### TASK OBJECTIVE
Return the entries verbatim and drop every picture.

### DATA RECORDS
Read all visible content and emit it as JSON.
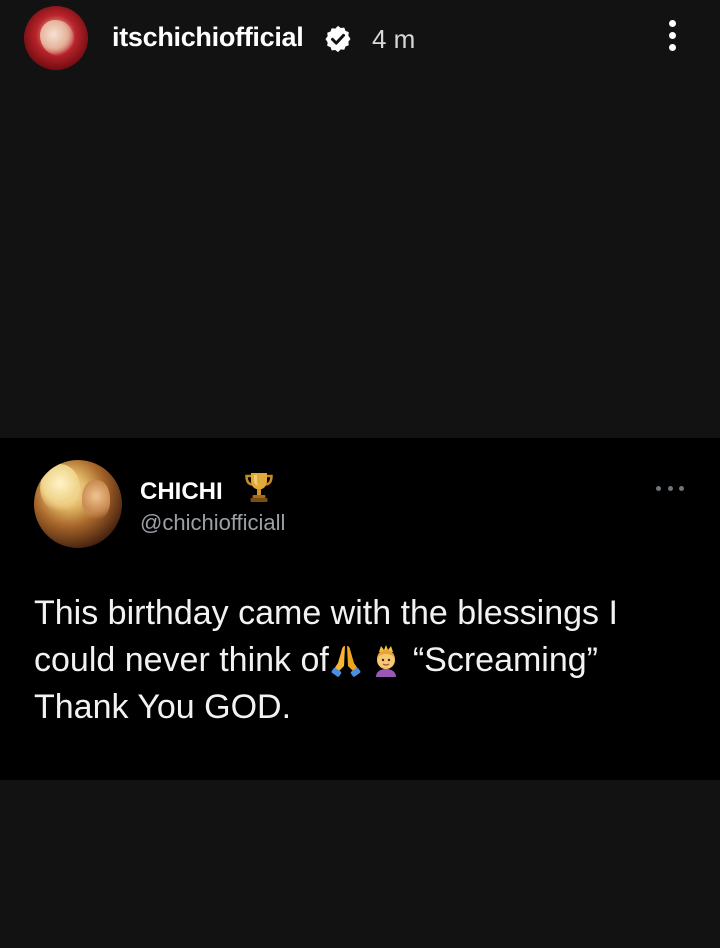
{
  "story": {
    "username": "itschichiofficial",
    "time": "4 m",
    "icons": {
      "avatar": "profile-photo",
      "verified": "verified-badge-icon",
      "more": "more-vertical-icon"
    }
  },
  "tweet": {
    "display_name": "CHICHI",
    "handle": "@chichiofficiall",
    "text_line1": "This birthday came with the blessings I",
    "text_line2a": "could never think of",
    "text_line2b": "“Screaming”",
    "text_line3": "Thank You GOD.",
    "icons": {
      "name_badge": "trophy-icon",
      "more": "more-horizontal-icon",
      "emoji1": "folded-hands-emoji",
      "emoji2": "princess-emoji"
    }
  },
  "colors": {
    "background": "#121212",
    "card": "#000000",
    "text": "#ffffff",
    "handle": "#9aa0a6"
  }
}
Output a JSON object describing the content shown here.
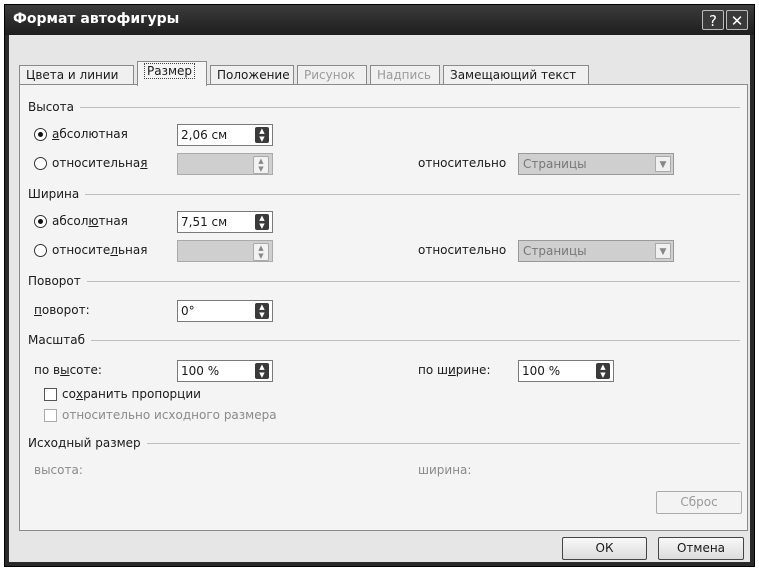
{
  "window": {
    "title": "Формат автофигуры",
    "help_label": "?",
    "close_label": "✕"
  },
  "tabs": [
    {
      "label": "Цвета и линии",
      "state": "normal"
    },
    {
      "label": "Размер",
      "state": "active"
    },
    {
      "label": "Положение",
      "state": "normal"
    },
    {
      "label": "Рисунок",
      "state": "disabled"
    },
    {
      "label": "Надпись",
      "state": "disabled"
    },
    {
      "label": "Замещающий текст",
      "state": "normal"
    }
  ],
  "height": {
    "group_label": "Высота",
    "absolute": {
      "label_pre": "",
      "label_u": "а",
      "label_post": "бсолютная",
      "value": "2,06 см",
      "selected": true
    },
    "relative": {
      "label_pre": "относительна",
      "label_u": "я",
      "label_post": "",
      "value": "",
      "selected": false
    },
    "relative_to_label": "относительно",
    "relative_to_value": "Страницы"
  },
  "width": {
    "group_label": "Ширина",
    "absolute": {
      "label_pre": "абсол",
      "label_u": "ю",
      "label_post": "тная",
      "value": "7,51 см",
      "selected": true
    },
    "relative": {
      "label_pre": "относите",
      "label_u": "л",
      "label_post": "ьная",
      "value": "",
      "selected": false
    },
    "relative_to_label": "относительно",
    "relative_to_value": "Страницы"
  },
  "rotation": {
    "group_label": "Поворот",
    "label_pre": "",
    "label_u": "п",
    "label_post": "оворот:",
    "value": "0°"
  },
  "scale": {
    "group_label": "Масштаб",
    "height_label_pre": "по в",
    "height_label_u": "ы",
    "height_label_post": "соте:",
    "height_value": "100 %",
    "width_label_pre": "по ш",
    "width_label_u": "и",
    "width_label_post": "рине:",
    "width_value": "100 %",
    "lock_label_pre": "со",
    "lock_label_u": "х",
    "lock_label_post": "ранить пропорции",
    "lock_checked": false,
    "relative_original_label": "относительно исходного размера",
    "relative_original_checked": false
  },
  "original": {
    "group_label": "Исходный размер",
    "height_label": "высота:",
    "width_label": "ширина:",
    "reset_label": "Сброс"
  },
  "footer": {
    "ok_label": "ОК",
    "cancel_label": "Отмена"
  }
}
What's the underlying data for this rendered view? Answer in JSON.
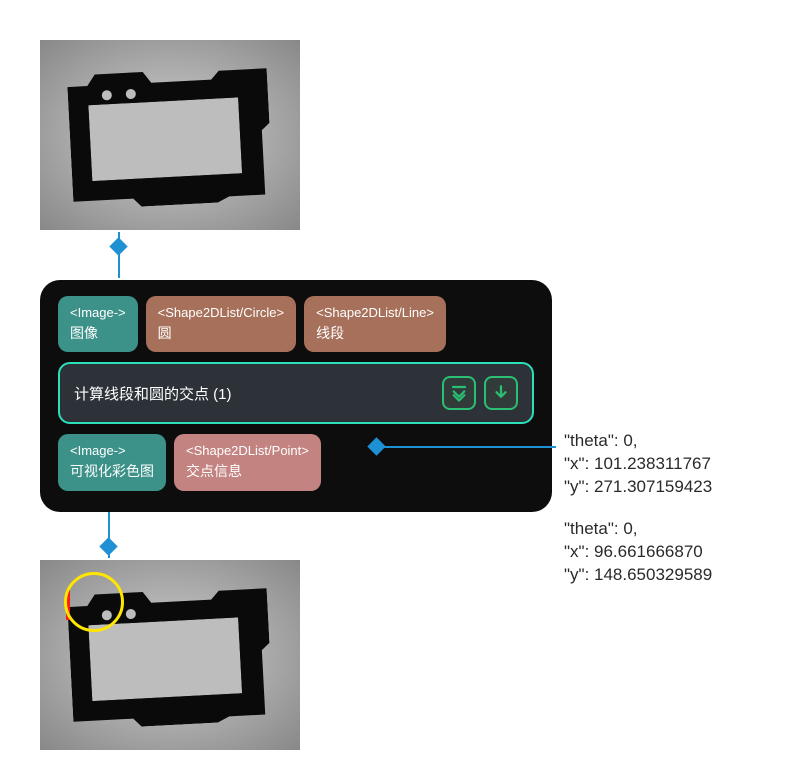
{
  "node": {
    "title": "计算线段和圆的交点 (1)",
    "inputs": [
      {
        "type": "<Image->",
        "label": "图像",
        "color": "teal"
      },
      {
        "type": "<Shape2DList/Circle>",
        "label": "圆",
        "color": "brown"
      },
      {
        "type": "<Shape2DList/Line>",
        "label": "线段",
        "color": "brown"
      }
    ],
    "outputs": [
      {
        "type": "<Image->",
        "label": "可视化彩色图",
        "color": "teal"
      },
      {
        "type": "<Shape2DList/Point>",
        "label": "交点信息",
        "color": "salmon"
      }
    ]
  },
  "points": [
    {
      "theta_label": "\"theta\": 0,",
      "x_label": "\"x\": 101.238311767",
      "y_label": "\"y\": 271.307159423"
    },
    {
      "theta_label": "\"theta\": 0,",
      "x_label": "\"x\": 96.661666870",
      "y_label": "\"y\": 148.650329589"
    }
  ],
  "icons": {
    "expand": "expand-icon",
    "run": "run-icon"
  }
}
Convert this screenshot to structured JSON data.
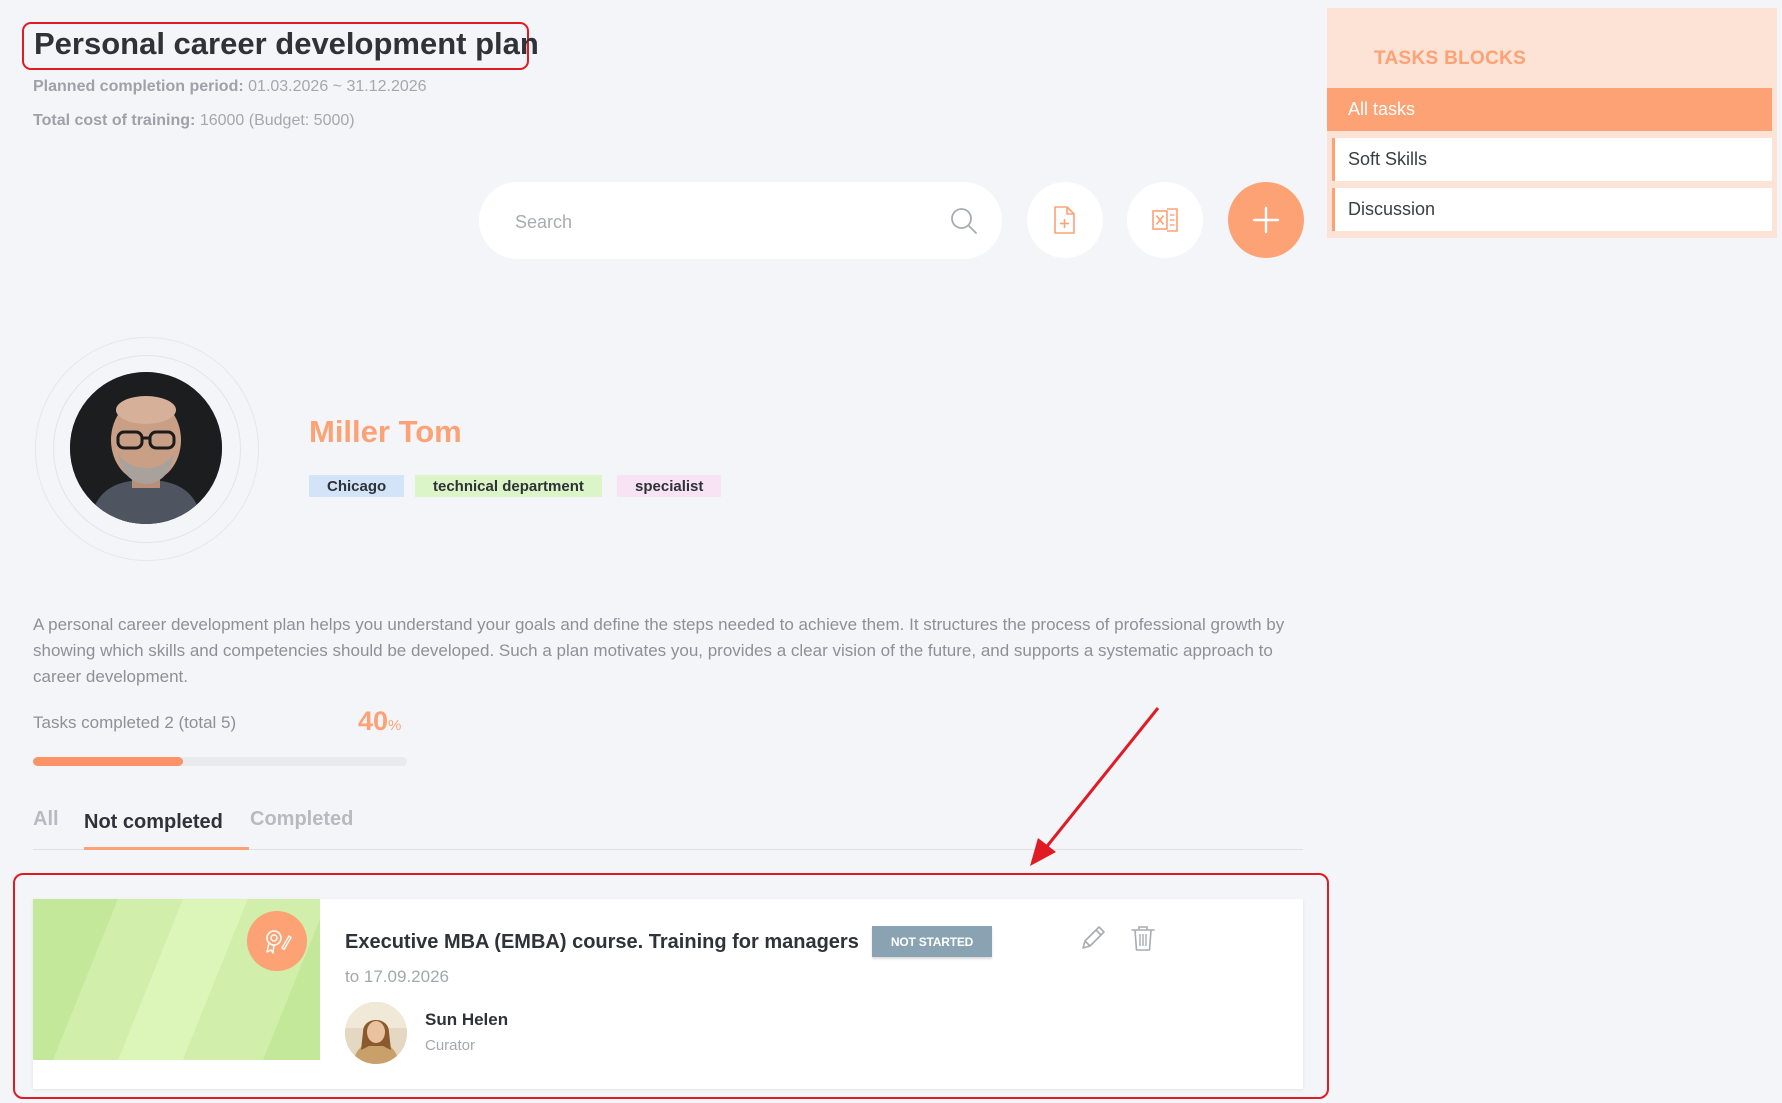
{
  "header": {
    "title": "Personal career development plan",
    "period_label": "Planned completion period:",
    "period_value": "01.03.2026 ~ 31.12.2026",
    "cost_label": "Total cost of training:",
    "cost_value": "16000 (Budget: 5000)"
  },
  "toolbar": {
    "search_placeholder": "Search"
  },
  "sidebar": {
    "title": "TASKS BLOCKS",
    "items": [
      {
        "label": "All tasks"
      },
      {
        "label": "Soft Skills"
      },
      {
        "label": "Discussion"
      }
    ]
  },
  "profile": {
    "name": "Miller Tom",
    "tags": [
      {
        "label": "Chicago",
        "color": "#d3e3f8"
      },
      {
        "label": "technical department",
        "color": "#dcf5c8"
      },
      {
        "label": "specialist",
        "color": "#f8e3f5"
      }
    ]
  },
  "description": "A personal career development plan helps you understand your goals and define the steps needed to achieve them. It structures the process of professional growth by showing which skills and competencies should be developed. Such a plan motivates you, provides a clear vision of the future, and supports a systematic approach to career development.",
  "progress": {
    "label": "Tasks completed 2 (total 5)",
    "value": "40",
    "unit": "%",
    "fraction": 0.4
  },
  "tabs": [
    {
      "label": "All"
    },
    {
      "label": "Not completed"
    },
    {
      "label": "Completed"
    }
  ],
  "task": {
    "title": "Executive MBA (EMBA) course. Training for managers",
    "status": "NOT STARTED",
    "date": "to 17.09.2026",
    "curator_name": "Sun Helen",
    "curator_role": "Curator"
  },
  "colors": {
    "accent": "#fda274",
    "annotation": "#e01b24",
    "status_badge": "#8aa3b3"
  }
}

### OUTPUT OF THE TASK
Read all visible content and emit it as JSON.
{
  "story": {
    "username": "itschichiofficial",
    "time": "4 m",
    "icons": {
      "avatar": "profile-photo",
      "verified": "verified-badge-icon",
      "more": "more-vertical-icon"
    }
  },
  "tweet": {
    "display_name": "CHICHI",
    "handle": "@chichiofficiall",
    "text_line1": "This birthday came with the blessings I",
    "text_line2a": "could never think of",
    "text_line2b": "“Screaming”",
    "text_line3": "Thank You GOD.",
    "icons": {
      "name_badge": "trophy-icon",
      "more": "more-horizontal-icon",
      "emoji1": "folded-hands-emoji",
      "emoji2": "princess-emoji"
    }
  },
  "colors": {
    "background": "#121212",
    "card": "#000000",
    "text": "#ffffff",
    "handle": "#9aa0a6"
  }
}
Output a JSON object describing the content shown here.
{
  "window": {
    "title": "Формат автофигуры",
    "help_label": "?",
    "close_label": "✕"
  },
  "tabs": [
    {
      "label": "Цвета и линии",
      "state": "normal"
    },
    {
      "label": "Размер",
      "state": "active"
    },
    {
      "label": "Положение",
      "state": "normal"
    },
    {
      "label": "Рисунок",
      "state": "disabled"
    },
    {
      "label": "Надпись",
      "state": "disabled"
    },
    {
      "label": "Замещающий текст",
      "state": "normal"
    }
  ],
  "height": {
    "group_label": "Высота",
    "absolute": {
      "label_pre": "",
      "label_u": "а",
      "label_post": "бсолютная",
      "value": "2,06 см",
      "selected": true
    },
    "relative": {
      "label_pre": "относительна",
      "label_u": "я",
      "label_post": "",
      "value": "",
      "selected": false
    },
    "relative_to_label": "относительно",
    "relative_to_value": "Страницы"
  },
  "width": {
    "group_label": "Ширина",
    "absolute": {
      "label_pre": "абсол",
      "label_u": "ю",
      "label_post": "тная",
      "value": "7,51 см",
      "selected": true
    },
    "relative": {
      "label_pre": "относите",
      "label_u": "л",
      "label_post": "ьная",
      "value": "",
      "selected": false
    },
    "relative_to_label": "относительно",
    "relative_to_value": "Страницы"
  },
  "rotation": {
    "group_label": "Поворот",
    "label_pre": "",
    "label_u": "п",
    "label_post": "оворот:",
    "value": "0°"
  },
  "scale": {
    "group_label": "Масштаб",
    "height_label_pre": "по в",
    "height_label_u": "ы",
    "height_label_post": "соте:",
    "height_value": "100 %",
    "width_label_pre": "по ш",
    "width_label_u": "и",
    "width_label_post": "рине:",
    "width_value": "100 %",
    "lock_label_pre": "со",
    "lock_label_u": "х",
    "lock_label_post": "ранить пропорции",
    "lock_checked": false,
    "relative_original_label": "относительно исходного размера",
    "relative_original_checked": false
  },
  "original": {
    "group_label": "Исходный размер",
    "height_label": "высота:",
    "width_label": "ширина:",
    "reset_label": "Сброс"
  },
  "footer": {
    "ok_label": "ОК",
    "cancel_label": "Отмена"
  }
}
What's the underlying data for this rendered view? Answer in JSON.
{
  "node": {
    "title": "计算线段和圆的交点 (1)",
    "inputs": [
      {
        "type": "<Image->",
        "label": "图像",
        "color": "teal"
      },
      {
        "type": "<Shape2DList/Circle>",
        "label": "圆",
        "color": "brown"
      },
      {
        "type": "<Shape2DList/Line>",
        "label": "线段",
        "color": "brown"
      }
    ],
    "outputs": [
      {
        "type": "<Image->",
        "label": "可视化彩色图",
        "color": "teal"
      },
      {
        "type": "<Shape2DList/Point>",
        "label": "交点信息",
        "color": "salmon"
      }
    ]
  },
  "points": [
    {
      "theta_label": "\"theta\": 0,",
      "x_label": "\"x\": 101.238311767",
      "y_label": "\"y\": 271.307159423"
    },
    {
      "theta_label": "\"theta\": 0,",
      "x_label": "\"x\": 96.661666870",
      "y_label": "\"y\": 148.650329589"
    }
  ],
  "icons": {
    "expand": "expand-icon",
    "run": "run-icon"
  }
}
Convert this screenshot to structured JSON data.
{
  "header": {
    "title": "Personal career development plan",
    "period_label": "Planned completion period:",
    "period_value": "01.03.2026 ~ 31.12.2026",
    "cost_label": "Total cost of training:",
    "cost_value": "16000 (Budget: 5000)"
  },
  "toolbar": {
    "search_placeholder": "Search"
  },
  "sidebar": {
    "title": "TASKS BLOCKS",
    "items": [
      {
        "label": "All tasks"
      },
      {
        "label": "Soft Skills"
      },
      {
        "label": "Discussion"
      }
    ]
  },
  "profile": {
    "name": "Miller Tom",
    "tags": [
      {
        "label": "Chicago",
        "color": "#d3e3f8"
      },
      {
        "label": "technical department",
        "color": "#dcf5c8"
      },
      {
        "label": "specialist",
        "color": "#f8e3f5"
      }
    ]
  },
  "description": "A personal career development plan helps you understand your goals and define the steps needed to achieve them. It structures the process of professional growth by showing which skills and competencies should be developed. Such a plan motivates you, provides a clear vision of the future, and supports a systematic approach to career development.",
  "progress": {
    "label": "Tasks completed 2 (total 5)",
    "value": "40",
    "unit": "%",
    "fraction": 0.4
  },
  "tabs": [
    {
      "label": "All"
    },
    {
      "label": "Not completed"
    },
    {
      "label": "Completed"
    }
  ],
  "task": {
    "title": "Executive MBA (EMBA) course. Training for managers",
    "status": "NOT STARTED",
    "date": "to 17.09.2026",
    "curator_name": "Sun Helen",
    "curator_role": "Curator"
  },
  "colors": {
    "accent": "#fda274",
    "annotation": "#e01b24",
    "status_badge": "#8aa3b3"
  }
}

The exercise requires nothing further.